■ Exercise brief:
Begin at the line with "Enumerate this screenshot's" and output every line through the end of the records, exactly as given. Omit pictures.

((

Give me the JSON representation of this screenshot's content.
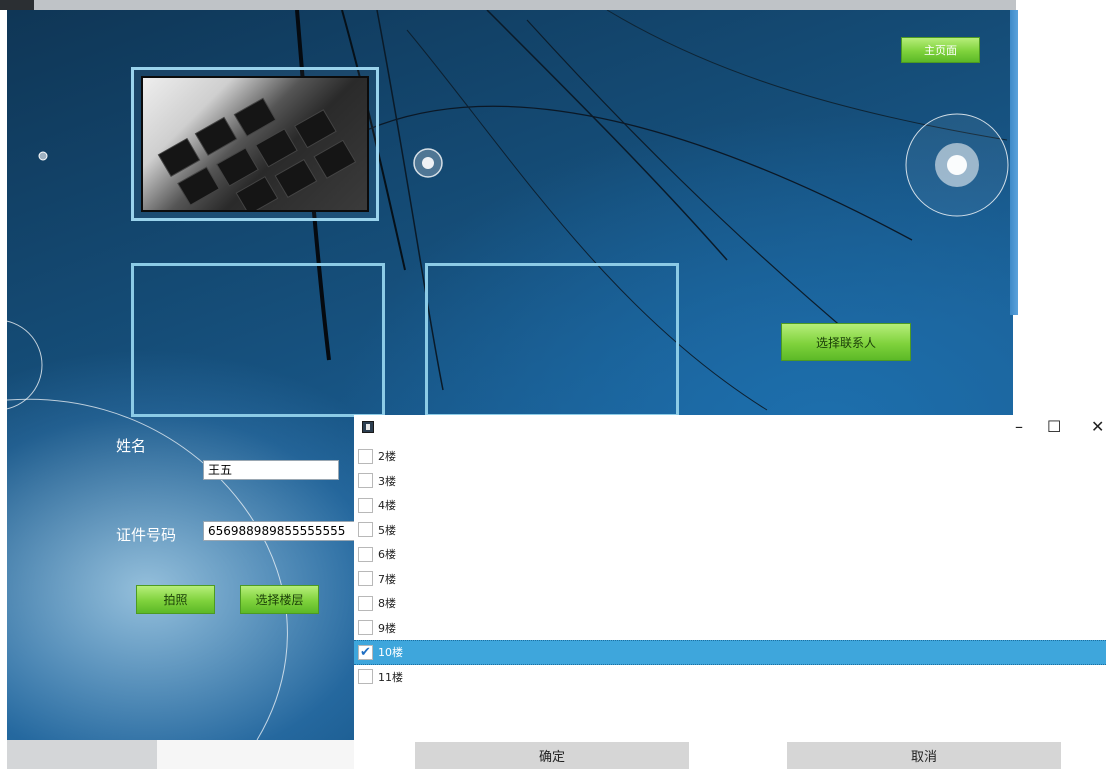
{
  "main": {
    "home_label": "主页面",
    "select_contact_label": "选择联系人",
    "name_label": "姓名",
    "name_value": "王五",
    "id_label": "证件号码",
    "id_value": "656988989855555555",
    "photo_button_label": "拍照",
    "select_floor_label": "选择楼层"
  },
  "dialog": {
    "floors": [
      {
        "label": "2楼",
        "checked": false
      },
      {
        "label": "3楼",
        "checked": false
      },
      {
        "label": "4楼",
        "checked": false
      },
      {
        "label": "5楼",
        "checked": false
      },
      {
        "label": "6楼",
        "checked": false
      },
      {
        "label": "7楼",
        "checked": false
      },
      {
        "label": "8楼",
        "checked": false
      },
      {
        "label": "9楼",
        "checked": false
      },
      {
        "label": "10楼",
        "checked": true
      },
      {
        "label": "11楼",
        "checked": false
      }
    ],
    "ok_label": "确定",
    "cancel_label": "取消",
    "minimize_glyph": "–",
    "maximize_glyph": "☐",
    "close_glyph": "✕",
    "check_glyph": "✔"
  },
  "colors": {
    "accent_green": "#7fd23c",
    "selection_blue": "#3ea6dc",
    "frame_border": "#9ad3ec"
  }
}
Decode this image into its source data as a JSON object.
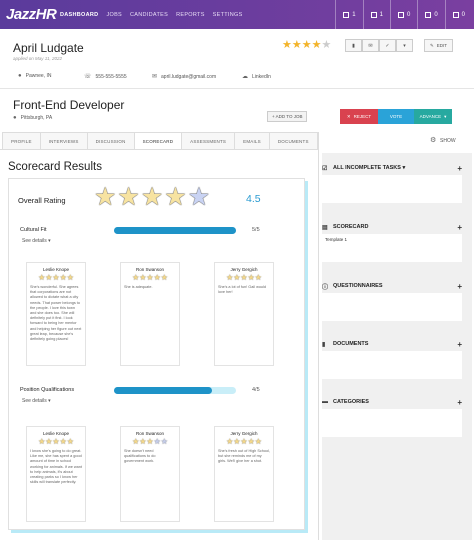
{
  "nav": {
    "logo": "JazzHR",
    "items": [
      "DASHBOARD",
      "JOBS",
      "CANDIDATES",
      "REPORTS",
      "SETTINGS"
    ],
    "boxes": [
      "1",
      "1",
      "0",
      "0",
      "0"
    ]
  },
  "candidate": {
    "name": "April Ludgate",
    "applied": "applied on May 11, 2022",
    "rating_stars": 4,
    "location": "Pawnee, IN",
    "phone": "555-555-5555",
    "email": "april.ludgate@gmail.com",
    "linkedin": "LinkedIn"
  },
  "toolbar": {
    "edit": "EDIT",
    "icons": [
      "comment-icon",
      "mail-icon",
      "check-icon",
      "dropdown-icon"
    ]
  },
  "job": {
    "title": "Front-End Developer",
    "location": "Pittsburgh, PA",
    "add_to_job": "+ ADD TO JOB",
    "reject": "REJECT",
    "vote": "VOTE",
    "advance": "ADVANCE"
  },
  "tabs": [
    "PROFILE",
    "INTERVIEWS",
    "DISCUSSION",
    "SCORECARD",
    "ASSESSMENTS",
    "EMAILS",
    "DOCUMENTS"
  ],
  "active_tab": "SCORECARD",
  "show_label": "SHOW",
  "scorecard": {
    "title": "Scorecard Results",
    "overall_label": "Overall Rating",
    "overall_value": "4.5",
    "overall_stars": 4.5,
    "sections": [
      {
        "label": "Cultural Fit",
        "see_details": "See details",
        "score": "5/5",
        "fill": 1.0,
        "reviews": [
          {
            "name": "Leslie Knope",
            "stars": 5,
            "text": "She's wonderful. She agrees that corporations are not allowed to dictate what a city needs. That power belongs to the people. I love this town and she does too. She will definitely put it first. I look forward to being her mentor and helping her figure out next great leap, because she's definitely going places!"
          },
          {
            "name": "Ron Swanson",
            "stars": 5,
            "text": "She is adequate."
          },
          {
            "name": "Jerry Gergich",
            "stars": 5,
            "text": "She's a lot of fun! Gail would love her!"
          }
        ]
      },
      {
        "label": "Position Qualifications",
        "see_details": "See details",
        "score": "4/5",
        "fill": 0.8,
        "reviews": [
          {
            "name": "Leslie Knope",
            "stars": 5,
            "text": "I know she's going to do great. Like me, she has spent a good amount of time in school working for animals. If we want to help animals, it's about creating parks so I know her skills will translate perfectly."
          },
          {
            "name": "Ron Swanson",
            "stars": 3,
            "text": "She doesn't need qualifications to do government work."
          },
          {
            "name": "Jerry Gergich",
            "stars": 5,
            "text": "She's fresh out of High School, but she reminds me of my girls. We'll give her a shot."
          }
        ]
      }
    ]
  },
  "sidebar": {
    "panels": [
      {
        "title": "ALL INCOMPLETE TASKS",
        "icon": "checkbox-icon",
        "content": ""
      },
      {
        "title": "SCORECARD",
        "icon": "scorecard-icon",
        "content": "Template 1"
      },
      {
        "title": "QUESTIONNAIRES",
        "icon": "question-icon",
        "content": ""
      },
      {
        "title": "DOCUMENTS",
        "icon": "document-icon",
        "content": ""
      },
      {
        "title": "CATEGORIES",
        "icon": "folder-icon",
        "content": ""
      }
    ]
  },
  "colors": {
    "nav": "#6a3fa0",
    "accent": "#2a9bd1",
    "reject": "#d9424f",
    "vote": "#2aa3d8",
    "advance": "#27a9a0",
    "star": "#f3b42b"
  }
}
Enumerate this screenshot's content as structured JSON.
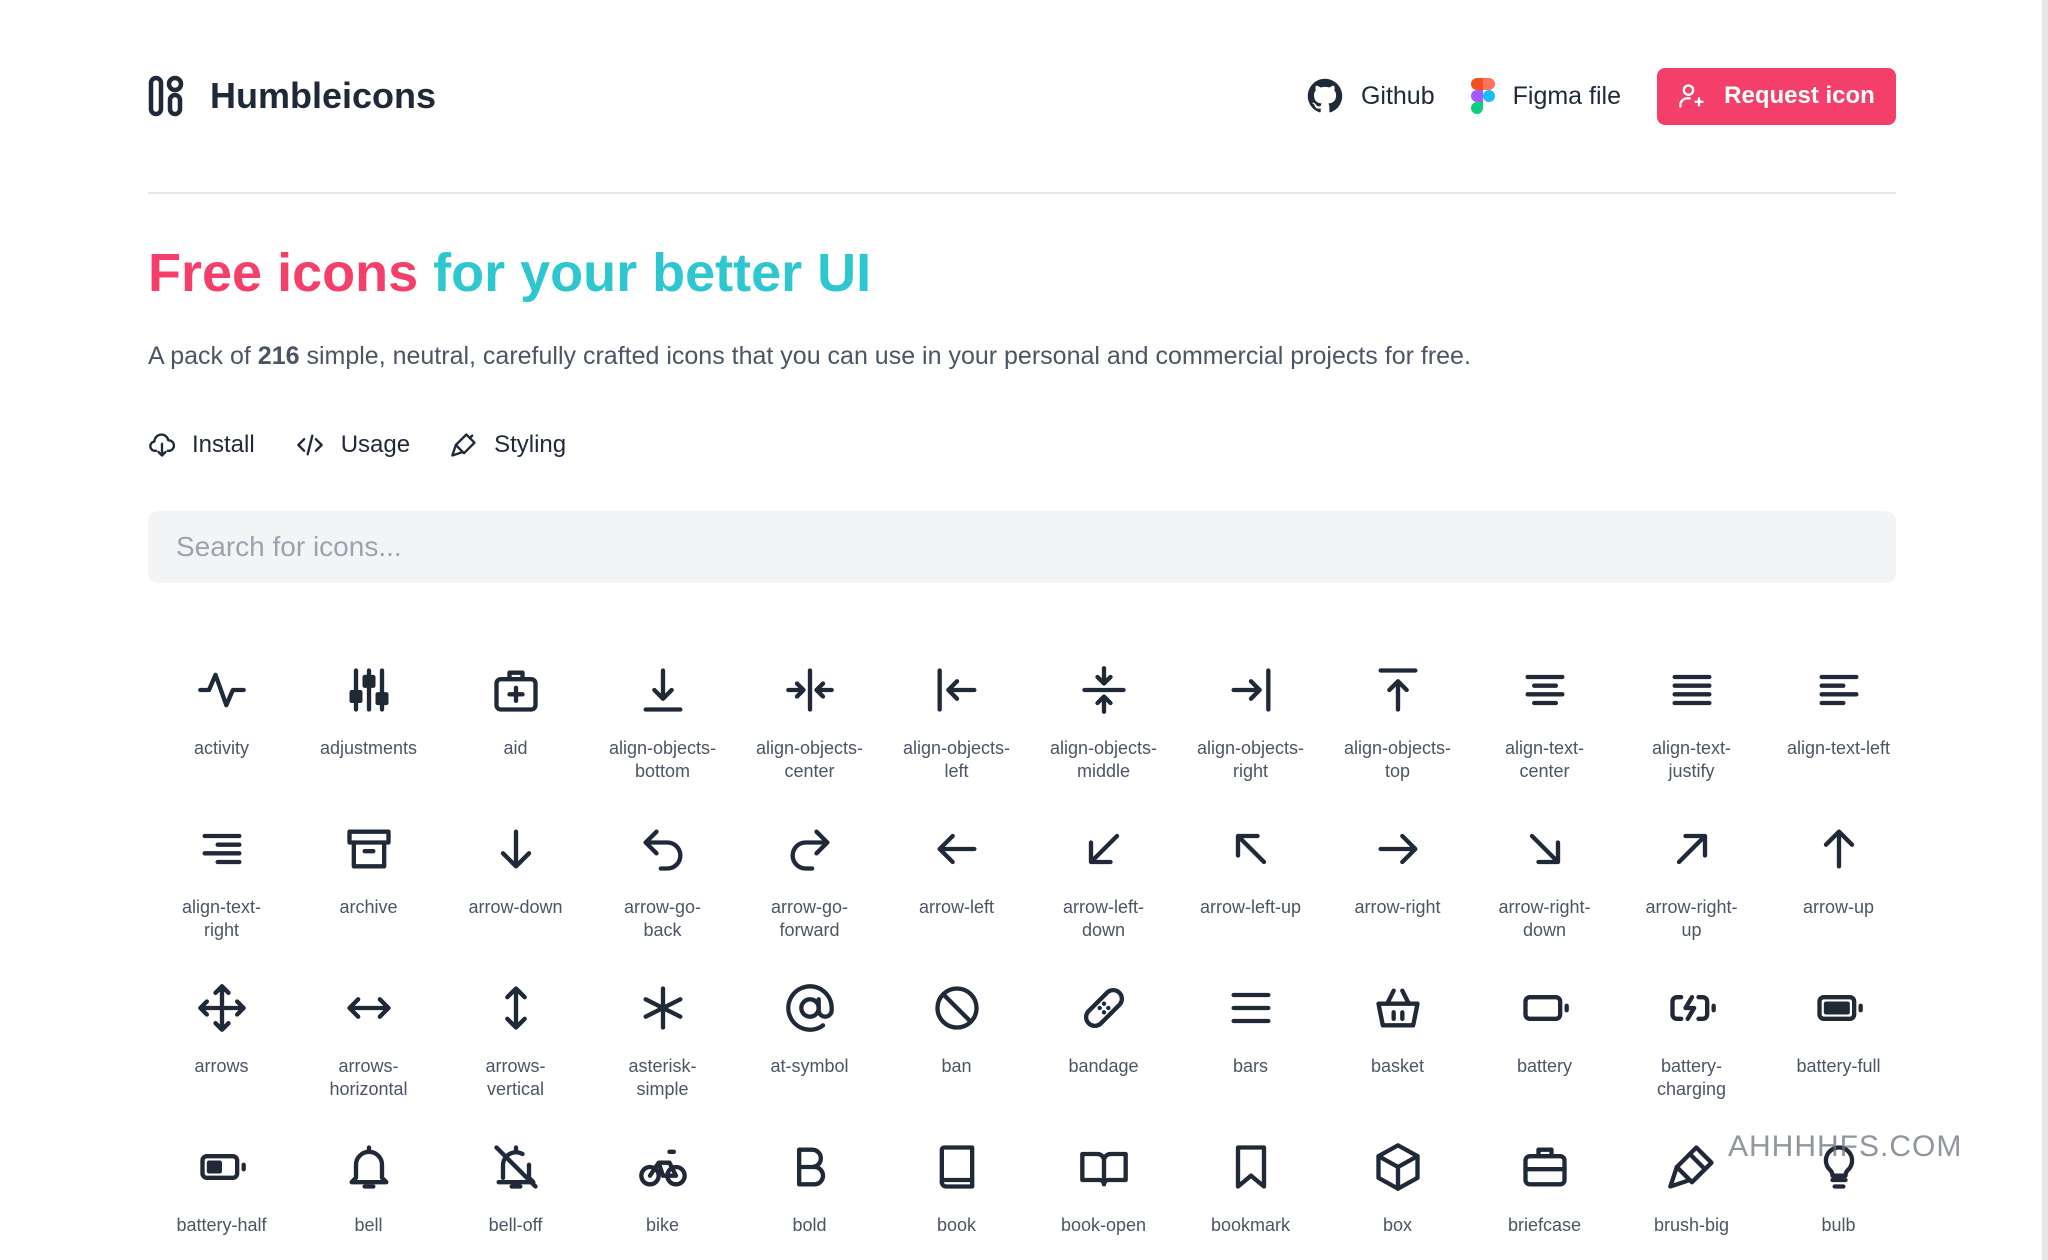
{
  "brand": {
    "name": "Humbleicons"
  },
  "nav": {
    "github": "Github",
    "figma": "Figma file",
    "request": "Request icon"
  },
  "hero": {
    "title_part1": "Free icons",
    "title_part2": "for your better UI",
    "desc_pre": "A pack of ",
    "desc_count": "216",
    "desc_post": " simple, neutral, carefully crafted icons that you can use in your personal and commercial projects for free."
  },
  "tabs": {
    "install": "Install",
    "usage": "Usage",
    "styling": "Styling"
  },
  "search": {
    "placeholder": "Search for icons..."
  },
  "icons": [
    [
      "activity",
      "adjustments",
      "aid",
      "align-objects-bottom",
      "align-objects-center",
      "align-objects-left",
      "align-objects-middle",
      "align-objects-right",
      "align-objects-top",
      "align-text-center",
      "align-text-justify",
      "align-text-left"
    ],
    [
      "align-text-right",
      "archive",
      "arrow-down",
      "arrow-go-back",
      "arrow-go-forward",
      "arrow-left",
      "arrow-left-down",
      "arrow-left-up",
      "arrow-right",
      "arrow-right-down",
      "arrow-right-up",
      "arrow-up"
    ],
    [
      "arrows",
      "arrows-horizontal",
      "arrows-vertical",
      "asterisk-simple",
      "at-symbol",
      "ban",
      "bandage",
      "bars",
      "basket",
      "battery",
      "battery-charging",
      "battery-full"
    ],
    [
      "battery-half",
      "bell",
      "bell-off",
      "bike",
      "bold",
      "book",
      "book-open",
      "bookmark",
      "box",
      "briefcase",
      "brush-big",
      "bulb"
    ]
  ],
  "watermark": "AHHHHFS.COM",
  "colors": {
    "accent": "#f43f6b",
    "teal": "#2ec7cf",
    "text": "#1f2937",
    "muted": "#4b5563"
  }
}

))

■ Problem solution:
Enumerate this screenshot's content as structured JSON.
{
  "brand": {
    "name": "Humbleicons"
  },
  "nav": {
    "github": "Github",
    "figma": "Figma file",
    "request": "Request icon"
  },
  "hero": {
    "title_part1": "Free icons",
    "title_part2": "for your better UI",
    "desc_pre": "A pack of ",
    "desc_count": "216",
    "desc_post": " simple, neutral, carefully crafted icons that you can use in your personal and commercial projects for free."
  },
  "tabs": {
    "install": "Install",
    "usage": "Usage",
    "styling": "Styling"
  },
  "search": {
    "placeholder": "Search for icons..."
  },
  "icons": [
    [
      "activity",
      "adjustments",
      "aid",
      "align-objects-bottom",
      "align-objects-center",
      "align-objects-left",
      "align-objects-middle",
      "align-objects-right",
      "align-objects-top",
      "align-text-center",
      "align-text-justify",
      "align-text-left"
    ],
    [
      "align-text-right",
      "archive",
      "arrow-down",
      "arrow-go-back",
      "arrow-go-forward",
      "arrow-left",
      "arrow-left-down",
      "arrow-left-up",
      "arrow-right",
      "arrow-right-down",
      "arrow-right-up",
      "arrow-up"
    ],
    [
      "arrows",
      "arrows-horizontal",
      "arrows-vertical",
      "asterisk-simple",
      "at-symbol",
      "ban",
      "bandage",
      "bars",
      "basket",
      "battery",
      "battery-charging",
      "battery-full"
    ],
    [
      "battery-half",
      "bell",
      "bell-off",
      "bike",
      "bold",
      "book",
      "book-open",
      "bookmark",
      "box",
      "briefcase",
      "brush-big",
      "bulb"
    ]
  ],
  "watermark": "AHHHHFS.COM",
  "colors": {
    "accent": "#f43f6b",
    "teal": "#2ec7cf",
    "text": "#1f2937",
    "muted": "#4b5563"
  }
}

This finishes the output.